* Start SUPPLIED PASSAGE *

2020 Indian Premier League final
- Event: 2020 Indian Premier League
| Delhi Capitals | Mumbai Indians |
| 156/7 | 157/5 |
| 20 overs | 18.4 overs |
- Mumbai Indians won by 5 wickets
- Date: 10 November 2020
- Venue: Dubai International Cricket Stadium, Dubai
- Player of the match: Trent Boult (MI)
- Umpires: Chris Gaffaney (NZ) Nitin Menon (Ind)
- Attendance: 0 (behind closed doors)

= 2020 Indian Premier League final =

Cricket match

The 2020 Indian Premier League final was played on 10 November 2020 between the Mumbai Indians and the Delhi Capitals at Dubai International Cricket Stadium, Dubai. It was a Day/Night Twenty20 match, which decided the winner of 2020 season of the Indian Premier League (IPL), an annual Twenty20 tournament in India. The defending champions, the Mumbai Indians, retained the title by winning the match by five wickets. This was the fifth IPL title for the Mumbai Indians. This was the first IPL final appearance for the Delhi Capitals.

== Background ==
In July 2020, after the International Cricket Council (ICC) postponed the 2020 edition of the Men's T20 World Cup, the BCCI requested to host the tournament in the United Arab Emirates from 26 September to 8 November 2020. On 24 July 2020, it was confirmed that the tournament would start on 19 September 2020. On 25 October 2020, the BCCI announced the venues for the playoffs. Two of the three venues for the IPL were selected for playoffs, with Dubai hosting the final. The other venue of the tournament, Sharjah, hosted the 2020 Women's T20 Challenge instead.

* End SUPPLIED PASSAGE *
* Start MATERIAL PROVIDED *

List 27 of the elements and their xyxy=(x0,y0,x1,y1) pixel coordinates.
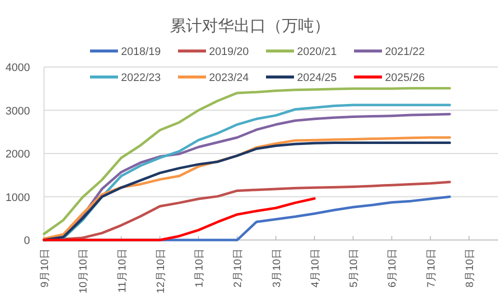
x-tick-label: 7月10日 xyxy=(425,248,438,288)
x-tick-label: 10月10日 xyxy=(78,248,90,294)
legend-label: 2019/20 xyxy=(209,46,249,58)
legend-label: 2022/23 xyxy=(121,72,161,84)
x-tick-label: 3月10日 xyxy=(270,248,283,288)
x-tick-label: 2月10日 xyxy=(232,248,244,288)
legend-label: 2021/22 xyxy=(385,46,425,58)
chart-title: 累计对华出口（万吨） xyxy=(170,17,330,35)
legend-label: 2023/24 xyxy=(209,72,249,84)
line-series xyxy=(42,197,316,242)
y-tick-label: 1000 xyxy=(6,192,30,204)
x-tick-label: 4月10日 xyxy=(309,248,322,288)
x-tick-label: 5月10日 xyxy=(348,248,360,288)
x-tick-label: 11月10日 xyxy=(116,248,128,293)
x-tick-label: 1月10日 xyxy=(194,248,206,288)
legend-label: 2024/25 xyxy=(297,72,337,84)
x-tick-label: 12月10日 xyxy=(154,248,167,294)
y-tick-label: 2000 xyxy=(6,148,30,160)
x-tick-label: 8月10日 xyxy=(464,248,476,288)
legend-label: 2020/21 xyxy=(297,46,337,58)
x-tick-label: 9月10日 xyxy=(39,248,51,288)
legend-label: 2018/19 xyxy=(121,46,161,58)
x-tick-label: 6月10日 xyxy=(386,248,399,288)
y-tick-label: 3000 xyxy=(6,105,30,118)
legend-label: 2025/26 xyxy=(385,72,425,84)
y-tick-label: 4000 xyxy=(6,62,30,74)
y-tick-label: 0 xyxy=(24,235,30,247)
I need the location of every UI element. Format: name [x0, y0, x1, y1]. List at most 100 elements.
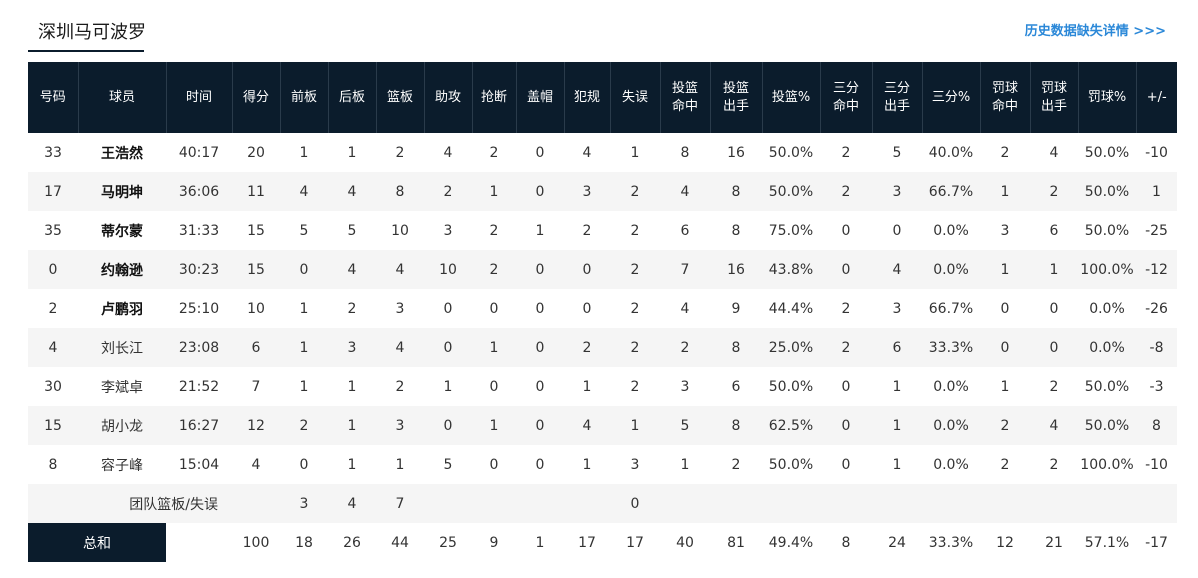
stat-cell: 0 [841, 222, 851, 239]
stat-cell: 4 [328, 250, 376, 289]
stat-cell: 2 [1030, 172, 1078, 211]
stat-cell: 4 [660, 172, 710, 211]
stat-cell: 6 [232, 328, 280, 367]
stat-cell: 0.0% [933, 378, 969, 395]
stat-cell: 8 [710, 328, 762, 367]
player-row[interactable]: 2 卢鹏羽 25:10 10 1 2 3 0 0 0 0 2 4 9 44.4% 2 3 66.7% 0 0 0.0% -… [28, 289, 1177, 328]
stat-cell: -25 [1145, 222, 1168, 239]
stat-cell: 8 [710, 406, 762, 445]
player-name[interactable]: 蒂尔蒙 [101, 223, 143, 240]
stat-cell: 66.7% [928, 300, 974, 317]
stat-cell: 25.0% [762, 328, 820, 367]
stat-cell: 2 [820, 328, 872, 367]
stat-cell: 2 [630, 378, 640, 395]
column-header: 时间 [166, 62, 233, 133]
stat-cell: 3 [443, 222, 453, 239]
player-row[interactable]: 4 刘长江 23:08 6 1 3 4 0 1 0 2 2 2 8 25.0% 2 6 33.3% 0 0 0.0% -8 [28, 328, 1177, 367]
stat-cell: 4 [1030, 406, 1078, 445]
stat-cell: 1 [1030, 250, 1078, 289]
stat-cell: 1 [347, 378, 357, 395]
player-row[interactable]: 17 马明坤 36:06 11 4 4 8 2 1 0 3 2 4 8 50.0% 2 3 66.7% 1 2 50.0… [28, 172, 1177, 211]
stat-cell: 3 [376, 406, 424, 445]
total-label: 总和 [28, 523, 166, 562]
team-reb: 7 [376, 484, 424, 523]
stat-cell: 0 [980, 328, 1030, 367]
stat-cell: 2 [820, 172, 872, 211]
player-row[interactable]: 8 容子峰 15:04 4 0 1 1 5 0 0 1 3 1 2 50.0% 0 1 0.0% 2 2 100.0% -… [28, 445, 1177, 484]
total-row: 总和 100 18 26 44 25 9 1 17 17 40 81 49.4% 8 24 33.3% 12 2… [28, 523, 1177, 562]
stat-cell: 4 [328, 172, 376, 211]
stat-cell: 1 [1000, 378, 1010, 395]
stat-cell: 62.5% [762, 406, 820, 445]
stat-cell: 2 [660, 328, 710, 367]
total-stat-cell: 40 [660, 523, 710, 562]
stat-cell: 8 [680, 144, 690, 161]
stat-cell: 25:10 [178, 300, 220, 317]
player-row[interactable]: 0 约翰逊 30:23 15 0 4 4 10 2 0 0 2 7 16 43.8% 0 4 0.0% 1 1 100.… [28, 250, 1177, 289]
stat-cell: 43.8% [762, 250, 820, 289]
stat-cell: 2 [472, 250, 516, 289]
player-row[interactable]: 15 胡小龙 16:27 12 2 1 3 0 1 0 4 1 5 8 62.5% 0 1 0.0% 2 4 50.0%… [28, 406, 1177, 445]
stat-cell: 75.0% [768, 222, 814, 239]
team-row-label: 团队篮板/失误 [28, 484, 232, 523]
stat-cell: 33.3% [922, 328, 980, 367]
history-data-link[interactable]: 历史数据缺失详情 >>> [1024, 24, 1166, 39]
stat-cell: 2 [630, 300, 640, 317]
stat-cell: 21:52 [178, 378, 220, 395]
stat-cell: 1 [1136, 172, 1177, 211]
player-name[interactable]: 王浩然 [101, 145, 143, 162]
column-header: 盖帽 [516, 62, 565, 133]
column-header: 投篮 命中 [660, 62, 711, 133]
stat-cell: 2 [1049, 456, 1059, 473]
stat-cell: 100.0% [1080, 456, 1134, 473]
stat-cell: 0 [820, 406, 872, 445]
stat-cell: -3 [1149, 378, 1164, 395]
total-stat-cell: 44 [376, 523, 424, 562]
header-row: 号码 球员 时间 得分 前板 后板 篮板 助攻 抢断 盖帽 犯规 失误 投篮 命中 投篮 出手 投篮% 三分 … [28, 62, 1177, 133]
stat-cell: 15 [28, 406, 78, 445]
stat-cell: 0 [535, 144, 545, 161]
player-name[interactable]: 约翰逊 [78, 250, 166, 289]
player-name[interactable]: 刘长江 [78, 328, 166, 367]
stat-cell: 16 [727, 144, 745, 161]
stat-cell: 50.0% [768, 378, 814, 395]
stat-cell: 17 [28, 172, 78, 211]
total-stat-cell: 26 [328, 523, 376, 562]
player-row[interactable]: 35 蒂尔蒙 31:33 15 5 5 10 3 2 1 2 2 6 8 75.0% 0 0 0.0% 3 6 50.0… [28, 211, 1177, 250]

* End MATERIAL PROVIDED *

* AIM:
Set down the passage on the 2020 IPL final word for word, starting at the words that have "The 2020 Indian" and stopping after "the Delhi Capitals.". The rows play no part in what is asked here.

* WORKED SOLUTION:
The 2020 Indian Premier League final was played on 10 November 2020 between the Mumbai Indians and the Delhi Capitals at Dubai International Cricket Stadium, Dubai. It was a Day/Night Twenty20 match, which decided the winner of 2020 season of the Indian Premier League (IPL), an annual Twenty20 tournament in India. The defending champions, the Mumbai Indians, retained the title by winning the match by five wickets. This was the fifth IPL title for the Mumbai Indians. This was the first IPL final appearance for the Delhi Capitals.